# Input records:
+---+

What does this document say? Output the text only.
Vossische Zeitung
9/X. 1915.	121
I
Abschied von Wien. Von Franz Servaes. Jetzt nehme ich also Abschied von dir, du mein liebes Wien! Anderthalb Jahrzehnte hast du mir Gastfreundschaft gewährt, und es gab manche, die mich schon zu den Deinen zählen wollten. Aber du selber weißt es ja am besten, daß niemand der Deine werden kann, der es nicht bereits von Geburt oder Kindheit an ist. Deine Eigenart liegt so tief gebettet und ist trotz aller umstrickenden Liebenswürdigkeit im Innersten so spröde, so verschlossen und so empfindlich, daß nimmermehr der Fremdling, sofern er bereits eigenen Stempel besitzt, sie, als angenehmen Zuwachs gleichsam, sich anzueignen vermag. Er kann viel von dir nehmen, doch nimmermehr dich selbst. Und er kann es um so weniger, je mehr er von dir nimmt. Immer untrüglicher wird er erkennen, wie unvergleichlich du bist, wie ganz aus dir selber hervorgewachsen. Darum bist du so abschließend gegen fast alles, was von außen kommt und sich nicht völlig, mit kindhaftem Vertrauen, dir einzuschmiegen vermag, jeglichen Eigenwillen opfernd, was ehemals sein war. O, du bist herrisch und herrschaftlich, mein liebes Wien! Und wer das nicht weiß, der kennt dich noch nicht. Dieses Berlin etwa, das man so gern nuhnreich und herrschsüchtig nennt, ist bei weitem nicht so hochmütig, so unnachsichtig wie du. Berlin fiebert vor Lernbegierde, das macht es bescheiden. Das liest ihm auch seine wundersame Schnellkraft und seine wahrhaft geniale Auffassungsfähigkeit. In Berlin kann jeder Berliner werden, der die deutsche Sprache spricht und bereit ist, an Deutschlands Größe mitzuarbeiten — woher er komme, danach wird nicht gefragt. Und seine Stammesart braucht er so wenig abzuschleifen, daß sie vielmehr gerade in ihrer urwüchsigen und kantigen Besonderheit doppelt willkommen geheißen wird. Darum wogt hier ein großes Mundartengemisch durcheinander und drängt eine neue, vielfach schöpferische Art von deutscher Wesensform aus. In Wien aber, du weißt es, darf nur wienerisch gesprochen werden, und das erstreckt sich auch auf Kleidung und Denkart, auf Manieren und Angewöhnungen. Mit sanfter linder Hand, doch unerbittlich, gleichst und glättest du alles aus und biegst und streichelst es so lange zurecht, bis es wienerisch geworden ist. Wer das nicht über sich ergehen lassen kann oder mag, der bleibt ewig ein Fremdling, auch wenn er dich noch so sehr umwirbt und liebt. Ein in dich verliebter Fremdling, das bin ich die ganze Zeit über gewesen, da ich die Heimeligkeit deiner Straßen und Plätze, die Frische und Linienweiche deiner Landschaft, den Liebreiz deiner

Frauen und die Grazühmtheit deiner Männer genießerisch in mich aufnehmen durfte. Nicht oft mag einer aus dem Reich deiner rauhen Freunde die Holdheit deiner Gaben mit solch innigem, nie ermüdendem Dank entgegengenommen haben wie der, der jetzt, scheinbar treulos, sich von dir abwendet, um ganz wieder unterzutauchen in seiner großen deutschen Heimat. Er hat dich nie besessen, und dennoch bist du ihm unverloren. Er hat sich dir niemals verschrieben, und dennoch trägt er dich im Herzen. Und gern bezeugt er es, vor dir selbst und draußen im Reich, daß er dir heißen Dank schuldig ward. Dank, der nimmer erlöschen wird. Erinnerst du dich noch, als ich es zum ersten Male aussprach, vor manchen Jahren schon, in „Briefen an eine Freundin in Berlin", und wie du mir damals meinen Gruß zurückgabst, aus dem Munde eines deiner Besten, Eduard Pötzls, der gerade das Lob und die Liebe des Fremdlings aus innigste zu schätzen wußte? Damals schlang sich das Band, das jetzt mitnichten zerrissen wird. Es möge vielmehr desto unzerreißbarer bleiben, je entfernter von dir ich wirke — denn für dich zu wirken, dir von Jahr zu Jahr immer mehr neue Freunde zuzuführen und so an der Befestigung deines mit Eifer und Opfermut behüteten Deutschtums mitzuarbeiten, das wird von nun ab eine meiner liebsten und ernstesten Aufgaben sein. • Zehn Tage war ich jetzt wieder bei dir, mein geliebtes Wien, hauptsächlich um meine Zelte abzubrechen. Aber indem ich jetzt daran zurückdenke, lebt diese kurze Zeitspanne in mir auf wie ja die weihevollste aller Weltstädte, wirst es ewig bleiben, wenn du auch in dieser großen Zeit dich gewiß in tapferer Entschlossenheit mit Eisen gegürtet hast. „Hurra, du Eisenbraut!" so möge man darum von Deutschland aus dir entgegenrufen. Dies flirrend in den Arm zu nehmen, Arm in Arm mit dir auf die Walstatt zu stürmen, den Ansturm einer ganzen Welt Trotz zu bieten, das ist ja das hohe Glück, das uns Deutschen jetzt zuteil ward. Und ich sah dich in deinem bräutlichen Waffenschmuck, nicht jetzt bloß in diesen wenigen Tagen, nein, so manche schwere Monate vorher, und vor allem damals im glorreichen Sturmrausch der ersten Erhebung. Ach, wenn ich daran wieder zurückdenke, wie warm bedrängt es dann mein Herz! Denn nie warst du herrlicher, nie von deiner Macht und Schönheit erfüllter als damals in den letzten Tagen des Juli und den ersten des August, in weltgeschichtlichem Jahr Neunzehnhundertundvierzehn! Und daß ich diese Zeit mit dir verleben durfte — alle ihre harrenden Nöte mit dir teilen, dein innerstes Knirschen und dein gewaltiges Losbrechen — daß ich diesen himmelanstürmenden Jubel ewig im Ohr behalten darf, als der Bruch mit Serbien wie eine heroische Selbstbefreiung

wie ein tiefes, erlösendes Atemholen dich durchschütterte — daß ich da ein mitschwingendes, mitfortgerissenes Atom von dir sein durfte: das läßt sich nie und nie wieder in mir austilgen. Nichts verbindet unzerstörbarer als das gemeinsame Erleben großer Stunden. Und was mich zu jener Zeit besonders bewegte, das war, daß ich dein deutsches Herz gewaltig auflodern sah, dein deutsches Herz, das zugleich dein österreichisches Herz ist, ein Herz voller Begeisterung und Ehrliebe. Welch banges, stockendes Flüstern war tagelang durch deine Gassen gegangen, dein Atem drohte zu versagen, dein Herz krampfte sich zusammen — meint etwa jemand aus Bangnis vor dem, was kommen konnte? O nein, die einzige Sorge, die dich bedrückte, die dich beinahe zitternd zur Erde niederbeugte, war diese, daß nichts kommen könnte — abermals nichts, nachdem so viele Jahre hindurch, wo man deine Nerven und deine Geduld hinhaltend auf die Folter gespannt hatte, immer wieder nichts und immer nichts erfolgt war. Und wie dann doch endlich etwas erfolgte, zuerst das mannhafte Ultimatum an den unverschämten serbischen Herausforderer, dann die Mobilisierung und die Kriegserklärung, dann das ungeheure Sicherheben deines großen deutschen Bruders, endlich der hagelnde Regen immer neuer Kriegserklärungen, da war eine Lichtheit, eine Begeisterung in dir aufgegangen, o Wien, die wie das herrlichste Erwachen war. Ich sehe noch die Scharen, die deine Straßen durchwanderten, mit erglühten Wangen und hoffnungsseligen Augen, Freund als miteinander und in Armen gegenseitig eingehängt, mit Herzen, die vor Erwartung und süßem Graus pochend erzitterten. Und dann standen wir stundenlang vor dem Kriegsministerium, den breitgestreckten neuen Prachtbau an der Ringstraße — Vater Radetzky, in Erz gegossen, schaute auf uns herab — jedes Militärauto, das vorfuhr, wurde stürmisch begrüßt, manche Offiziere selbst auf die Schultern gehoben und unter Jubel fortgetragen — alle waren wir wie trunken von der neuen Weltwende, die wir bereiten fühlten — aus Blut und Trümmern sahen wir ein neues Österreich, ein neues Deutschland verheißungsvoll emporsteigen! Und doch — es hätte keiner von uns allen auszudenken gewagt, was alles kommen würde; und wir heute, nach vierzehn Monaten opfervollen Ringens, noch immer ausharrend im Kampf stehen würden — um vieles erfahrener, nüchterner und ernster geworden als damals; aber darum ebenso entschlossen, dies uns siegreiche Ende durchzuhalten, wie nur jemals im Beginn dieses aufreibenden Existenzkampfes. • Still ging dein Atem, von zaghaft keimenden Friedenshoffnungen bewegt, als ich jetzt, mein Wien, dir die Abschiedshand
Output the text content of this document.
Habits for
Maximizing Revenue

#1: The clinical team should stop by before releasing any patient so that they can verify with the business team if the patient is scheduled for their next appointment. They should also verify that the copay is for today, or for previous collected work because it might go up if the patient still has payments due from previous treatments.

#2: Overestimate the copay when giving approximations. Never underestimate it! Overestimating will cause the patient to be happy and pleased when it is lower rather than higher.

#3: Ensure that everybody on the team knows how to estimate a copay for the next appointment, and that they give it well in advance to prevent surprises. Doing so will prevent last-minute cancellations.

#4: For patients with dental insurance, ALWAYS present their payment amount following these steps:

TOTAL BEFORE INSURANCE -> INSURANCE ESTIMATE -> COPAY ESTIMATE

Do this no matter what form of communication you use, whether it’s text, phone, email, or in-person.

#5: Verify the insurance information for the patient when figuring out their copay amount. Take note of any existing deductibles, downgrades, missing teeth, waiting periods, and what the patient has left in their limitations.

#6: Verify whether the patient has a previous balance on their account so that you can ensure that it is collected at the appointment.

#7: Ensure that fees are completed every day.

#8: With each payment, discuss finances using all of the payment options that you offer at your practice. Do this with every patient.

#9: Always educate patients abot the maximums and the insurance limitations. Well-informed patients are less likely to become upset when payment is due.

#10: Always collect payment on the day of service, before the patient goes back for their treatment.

+---+

Exactly how many lines of the listing above contain the string "document"? Give no more than the number.

# Response below:
2